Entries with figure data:
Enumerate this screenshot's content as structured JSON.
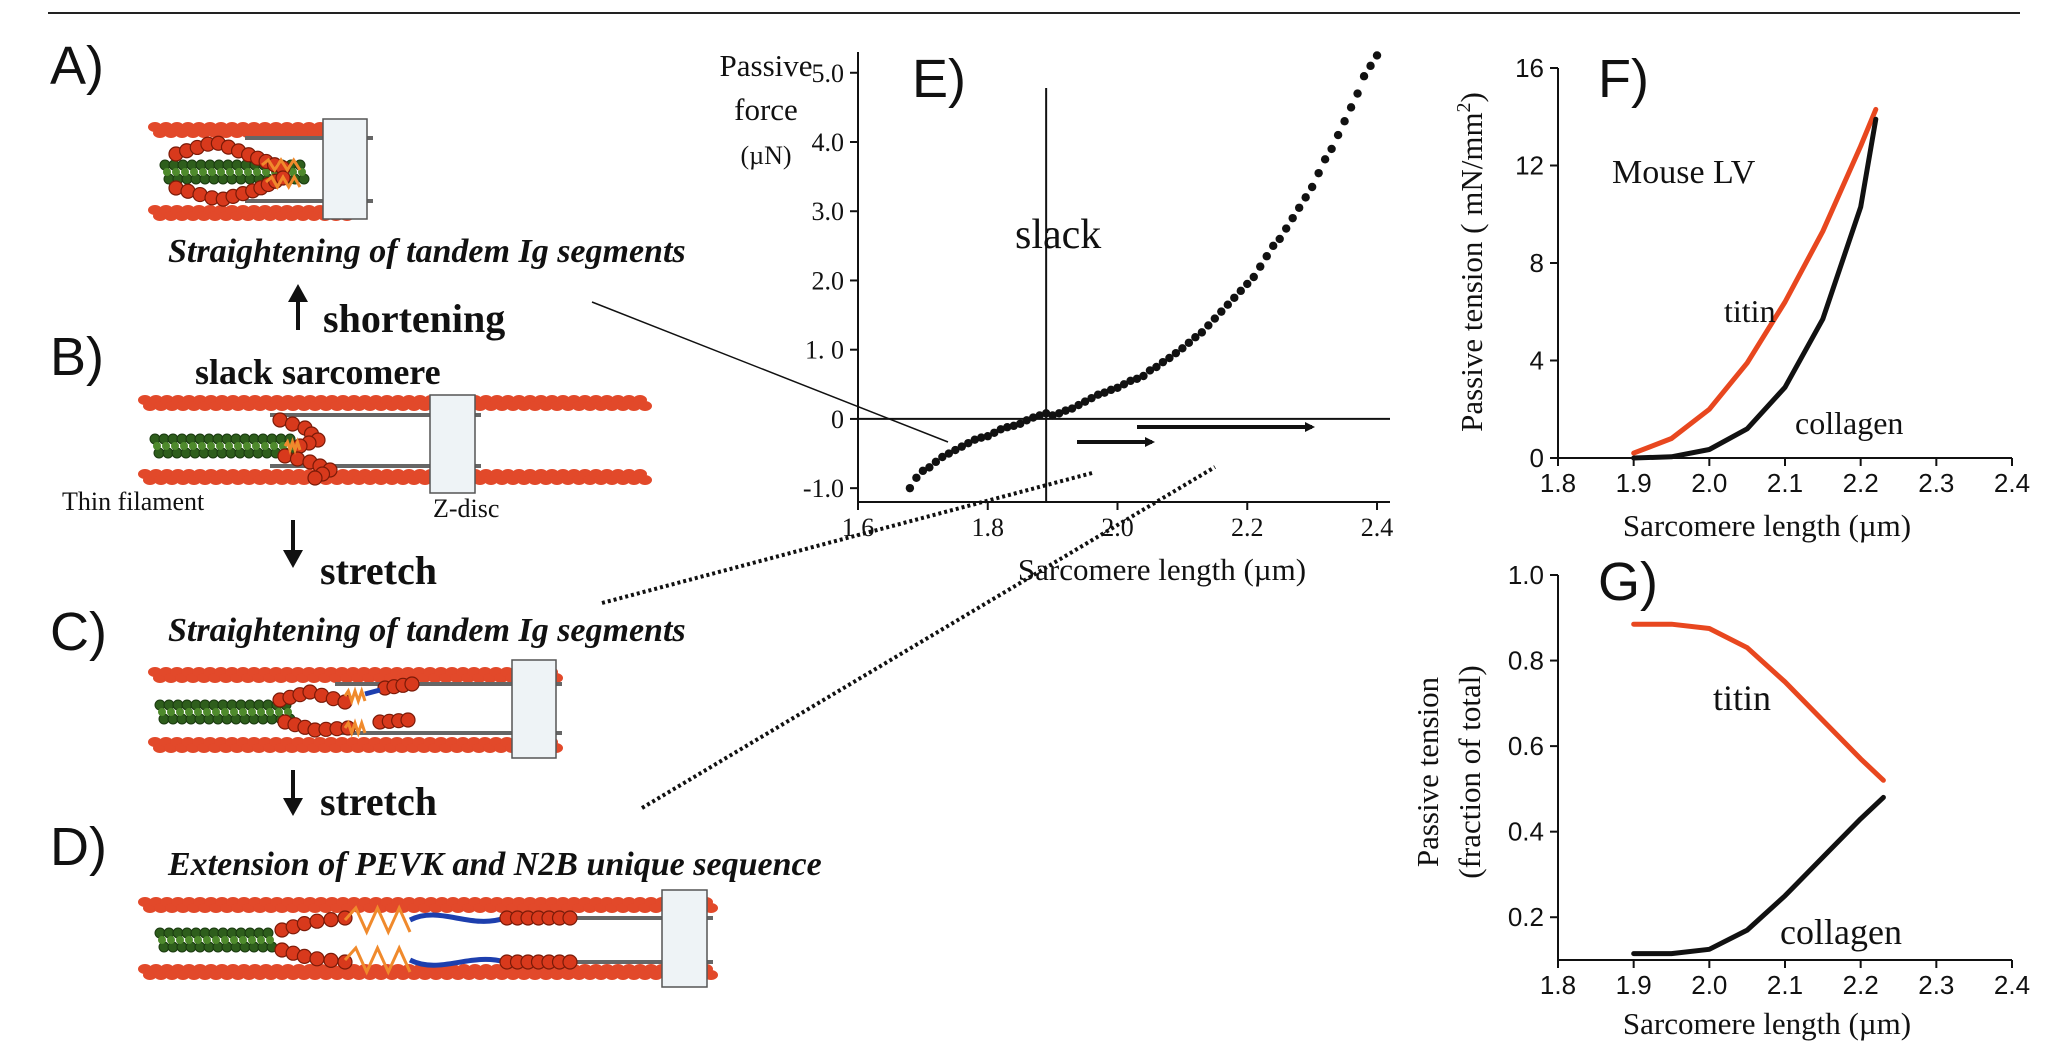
{
  "panels": {
    "A": {
      "letter": "A)",
      "caption": "Straightening of tandem Ig segments",
      "step": "shortening"
    },
    "B": {
      "letter": "B)",
      "title": "slack sarcomere",
      "label_thin": "Thin filament",
      "label_zdisc": "Z-disc",
      "step": "stretch"
    },
    "C": {
      "letter": "C)",
      "caption": "Straightening of tandem Ig segments",
      "step": "stretch"
    },
    "D": {
      "letter": "D)",
      "caption": "Extension of PEVK and N2B unique sequence"
    }
  },
  "colors": {
    "actin": "#e2492a",
    "myosin": "#2e5e1c",
    "titin_ig": "#d8391c",
    "pevk": "#f08a2c",
    "n2b": "#1d3fae",
    "zdisc": "#eef3f6",
    "titin_curve": "#e8471f",
    "collagen_curve": "#111111"
  },
  "chart_data": [
    {
      "id": "E",
      "type": "scatter",
      "letter": "E)",
      "ylabel_lines": [
        "Passive",
        "force",
        "(µN)"
      ],
      "xlabel": "Sarcomere length (µm)",
      "annotation": "slack",
      "slack_x": 1.89,
      "xlim": [
        1.6,
        2.42
      ],
      "ylim": [
        -1.2,
        5.3
      ],
      "xticks": [
        "1.6",
        "1.8",
        "2.0",
        "2.2",
        "2.4"
      ],
      "yticks": [
        "-1.0",
        "0",
        "1. 0",
        "2.0",
        "3.0",
        "4.0",
        "5.0"
      ],
      "xtick_values": [
        1.6,
        1.8,
        2.0,
        2.2,
        2.4
      ],
      "ytick_values": [
        -1.0,
        0,
        1.0,
        2.0,
        3.0,
        4.0,
        5.0
      ],
      "series": [
        {
          "x": [
            1.68,
            1.69,
            1.7,
            1.71,
            1.72,
            1.73,
            1.74,
            1.75,
            1.76,
            1.77,
            1.78,
            1.79,
            1.8,
            1.81,
            1.82,
            1.83,
            1.84,
            1.85,
            1.86,
            1.87,
            1.88,
            1.89,
            1.9,
            1.91,
            1.92,
            1.93,
            1.94,
            1.95,
            1.96,
            1.97,
            1.98,
            1.99,
            2.0,
            2.01,
            2.02,
            2.03,
            2.04,
            2.05,
            2.06,
            2.07,
            2.08,
            2.09,
            2.1,
            2.11,
            2.12,
            2.13,
            2.14,
            2.15,
            2.16,
            2.17,
            2.18,
            2.19,
            2.2,
            2.21,
            2.22,
            2.23,
            2.24,
            2.25,
            2.26,
            2.27,
            2.28,
            2.29,
            2.3,
            2.31,
            2.32,
            2.33,
            2.34,
            2.35,
            2.36,
            2.37,
            2.38,
            2.39,
            2.4
          ],
          "y": [
            -1.0,
            -0.85,
            -0.75,
            -0.7,
            -0.62,
            -0.55,
            -0.5,
            -0.45,
            -0.4,
            -0.35,
            -0.3,
            -0.27,
            -0.25,
            -0.2,
            -0.15,
            -0.12,
            -0.1,
            -0.07,
            -0.02,
            0.02,
            0.05,
            0.08,
            0.05,
            0.08,
            0.12,
            0.15,
            0.2,
            0.25,
            0.3,
            0.35,
            0.38,
            0.42,
            0.45,
            0.5,
            0.55,
            0.58,
            0.62,
            0.7,
            0.75,
            0.82,
            0.88,
            0.95,
            1.02,
            1.1,
            1.18,
            1.25,
            1.35,
            1.45,
            1.55,
            1.65,
            1.75,
            1.85,
            1.95,
            2.05,
            2.2,
            2.35,
            2.5,
            2.6,
            2.75,
            2.9,
            3.05,
            3.2,
            3.35,
            3.55,
            3.75,
            3.9,
            4.1,
            4.3,
            4.5,
            4.7,
            4.95,
            5.1,
            5.25
          ]
        }
      ]
    },
    {
      "id": "F",
      "type": "line",
      "letter": "F)",
      "ylabel": "Passive tension ( mN/mm",
      "ylabel_sup": "2",
      "ylabel_end": ")",
      "xlabel": "Sarcomere length (µm)",
      "annotation": "Mouse LV",
      "xlim": [
        1.8,
        2.4
      ],
      "ylim": [
        0,
        16
      ],
      "xticks": [
        "1.8",
        "1.9",
        "2.0",
        "2.1",
        "2.2",
        "2.3",
        "2.4"
      ],
      "yticks": [
        "0",
        "4",
        "8",
        "12",
        "16"
      ],
      "xtick_values": [
        1.8,
        1.9,
        2.0,
        2.1,
        2.2,
        2.3,
        2.4
      ],
      "ytick_values": [
        0,
        4,
        8,
        12,
        16
      ],
      "x": [
        1.9,
        1.95,
        2.0,
        2.05,
        2.1,
        2.15,
        2.2,
        2.22
      ],
      "series": [
        {
          "name": "titin",
          "values": [
            0.2,
            0.8,
            2.0,
            3.9,
            6.4,
            9.3,
            12.8,
            14.3
          ]
        },
        {
          "name": "collagen",
          "values": [
            0.0,
            0.05,
            0.35,
            1.2,
            2.9,
            5.7,
            10.3,
            13.9
          ]
        }
      ]
    },
    {
      "id": "G",
      "type": "line",
      "letter": "G)",
      "ylabel_lines": [
        "Passive tension",
        "(fraction of total)"
      ],
      "xlabel": "Sarcomere length (µm)",
      "xlim": [
        1.8,
        2.4
      ],
      "ylim": [
        0.1,
        1.0
      ],
      "xticks": [
        "1.8",
        "1.9",
        "2.0",
        "2.1",
        "2.2",
        "2.3",
        "2.4"
      ],
      "yticks": [
        "0.2",
        "0.4",
        "0.6",
        "0.8",
        "1.0"
      ],
      "xtick_values": [
        1.8,
        1.9,
        2.0,
        2.1,
        2.2,
        2.3,
        2.4
      ],
      "ytick_values": [
        0.2,
        0.4,
        0.6,
        0.8,
        1.0
      ],
      "x": [
        1.9,
        1.95,
        2.0,
        2.05,
        2.1,
        2.15,
        2.2,
        2.23
      ],
      "series": [
        {
          "name": "titin",
          "values": [
            0.885,
            0.885,
            0.875,
            0.83,
            0.75,
            0.66,
            0.57,
            0.52
          ]
        },
        {
          "name": "collagen",
          "values": [
            0.115,
            0.115,
            0.125,
            0.17,
            0.25,
            0.34,
            0.43,
            0.48
          ]
        }
      ]
    }
  ]
}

Your goal: All of the entries above should be duplicated exactly, except for the pictures.

Answer below:
Enumerate this screenshot's content as structured JSON.
{
  "panels": {
    "A": {
      "letter": "A)",
      "caption": "Straightening of tandem Ig segments",
      "step": "shortening"
    },
    "B": {
      "letter": "B)",
      "title": "slack sarcomere",
      "label_thin": "Thin filament",
      "label_zdisc": "Z-disc",
      "step": "stretch"
    },
    "C": {
      "letter": "C)",
      "caption": "Straightening of tandem Ig segments",
      "step": "stretch"
    },
    "D": {
      "letter": "D)",
      "caption": "Extension of PEVK and N2B unique sequence"
    }
  },
  "colors": {
    "actin": "#e2492a",
    "myosin": "#2e5e1c",
    "titin_ig": "#d8391c",
    "pevk": "#f08a2c",
    "n2b": "#1d3fae",
    "zdisc": "#eef3f6",
    "titin_curve": "#e8471f",
    "collagen_curve": "#111111"
  },
  "chart_data": [
    {
      "id": "E",
      "type": "scatter",
      "letter": "E)",
      "ylabel_lines": [
        "Passive",
        "force",
        "(µN)"
      ],
      "xlabel": "Sarcomere length (µm)",
      "annotation": "slack",
      "slack_x": 1.89,
      "xlim": [
        1.6,
        2.42
      ],
      "ylim": [
        -1.2,
        5.3
      ],
      "xticks": [
        "1.6",
        "1.8",
        "2.0",
        "2.2",
        "2.4"
      ],
      "yticks": [
        "-1.0",
        "0",
        "1. 0",
        "2.0",
        "3.0",
        "4.0",
        "5.0"
      ],
      "xtick_values": [
        1.6,
        1.8,
        2.0,
        2.2,
        2.4
      ],
      "ytick_values": [
        -1.0,
        0,
        1.0,
        2.0,
        3.0,
        4.0,
        5.0
      ],
      "series": [
        {
          "x": [
            1.68,
            1.69,
            1.7,
            1.71,
            1.72,
            1.73,
            1.74,
            1.75,
            1.76,
            1.77,
            1.78,
            1.79,
            1.8,
            1.81,
            1.82,
            1.83,
            1.84,
            1.85,
            1.86,
            1.87,
            1.88,
            1.89,
            1.9,
            1.91,
            1.92,
            1.93,
            1.94,
            1.95,
            1.96,
            1.97,
            1.98,
            1.99,
            2.0,
            2.01,
            2.02,
            2.03,
            2.04,
            2.05,
            2.06,
            2.07,
            2.08,
            2.09,
            2.1,
            2.11,
            2.12,
            2.13,
            2.14,
            2.15,
            2.16,
            2.17,
            2.18,
            2.19,
            2.2,
            2.21,
            2.22,
            2.23,
            2.24,
            2.25,
            2.26,
            2.27,
            2.28,
            2.29,
            2.3,
            2.31,
            2.32,
            2.33,
            2.34,
            2.35,
            2.36,
            2.37,
            2.38,
            2.39,
            2.4
          ],
          "y": [
            -1.0,
            -0.85,
            -0.75,
            -0.7,
            -0.62,
            -0.55,
            -0.5,
            -0.45,
            -0.4,
            -0.35,
            -0.3,
            -0.27,
            -0.25,
            -0.2,
            -0.15,
            -0.12,
            -0.1,
            -0.07,
            -0.02,
            0.02,
            0.05,
            0.08,
            0.05,
            0.08,
            0.12,
            0.15,
            0.2,
            0.25,
            0.3,
            0.35,
            0.38,
            0.42,
            0.45,
            0.5,
            0.55,
            0.58,
            0.62,
            0.7,
            0.75,
            0.82,
            0.88,
            0.95,
            1.02,
            1.1,
            1.18,
            1.25,
            1.35,
            1.45,
            1.55,
            1.65,
            1.75,
            1.85,
            1.95,
            2.05,
            2.2,
            2.35,
            2.5,
            2.6,
            2.75,
            2.9,
            3.05,
            3.2,
            3.35,
            3.55,
            3.75,
            3.9,
            4.1,
            4.3,
            4.5,
            4.7,
            4.95,
            5.1,
            5.25
          ]
        }
      ]
    },
    {
      "id": "F",
      "type": "line",
      "letter": "F)",
      "ylabel": "Passive tension ( mN/mm",
      "ylabel_sup": "2",
      "ylabel_end": ")",
      "xlabel": "Sarcomere length (µm)",
      "annotation": "Mouse LV",
      "xlim": [
        1.8,
        2.4
      ],
      "ylim": [
        0,
        16
      ],
      "xticks": [
        "1.8",
        "1.9",
        "2.0",
        "2.1",
        "2.2",
        "2.3",
        "2.4"
      ],
      "yticks": [
        "0",
        "4",
        "8",
        "12",
        "16"
      ],
      "xtick_values": [
        1.8,
        1.9,
        2.0,
        2.1,
        2.2,
        2.3,
        2.4
      ],
      "ytick_values": [
        0,
        4,
        8,
        12,
        16
      ],
      "x": [
        1.9,
        1.95,
        2.0,
        2.05,
        2.1,
        2.15,
        2.2,
        2.22
      ],
      "series": [
        {
          "name": "titin",
          "values": [
            0.2,
            0.8,
            2.0,
            3.9,
            6.4,
            9.3,
            12.8,
            14.3
          ]
        },
        {
          "name": "collagen",
          "values": [
            0.0,
            0.05,
            0.35,
            1.2,
            2.9,
            5.7,
            10.3,
            13.9
          ]
        }
      ]
    },
    {
      "id": "G",
      "type": "line",
      "letter": "G)",
      "ylabel_lines": [
        "Passive tension",
        "(fraction of total)"
      ],
      "xlabel": "Sarcomere length (µm)",
      "xlim": [
        1.8,
        2.4
      ],
      "ylim": [
        0.1,
        1.0
      ],
      "xticks": [
        "1.8",
        "1.9",
        "2.0",
        "2.1",
        "2.2",
        "2.3",
        "2.4"
      ],
      "yticks": [
        "0.2",
        "0.4",
        "0.6",
        "0.8",
        "1.0"
      ],
      "xtick_values": [
        1.8,
        1.9,
        2.0,
        2.1,
        2.2,
        2.3,
        2.4
      ],
      "ytick_values": [
        0.2,
        0.4,
        0.6,
        0.8,
        1.0
      ],
      "x": [
        1.9,
        1.95,
        2.0,
        2.05,
        2.1,
        2.15,
        2.2,
        2.23
      ],
      "series": [
        {
          "name": "titin",
          "values": [
            0.885,
            0.885,
            0.875,
            0.83,
            0.75,
            0.66,
            0.57,
            0.52
          ]
        },
        {
          "name": "collagen",
          "values": [
            0.115,
            0.115,
            0.125,
            0.17,
            0.25,
            0.34,
            0.43,
            0.48
          ]
        }
      ]
    }
  ]
}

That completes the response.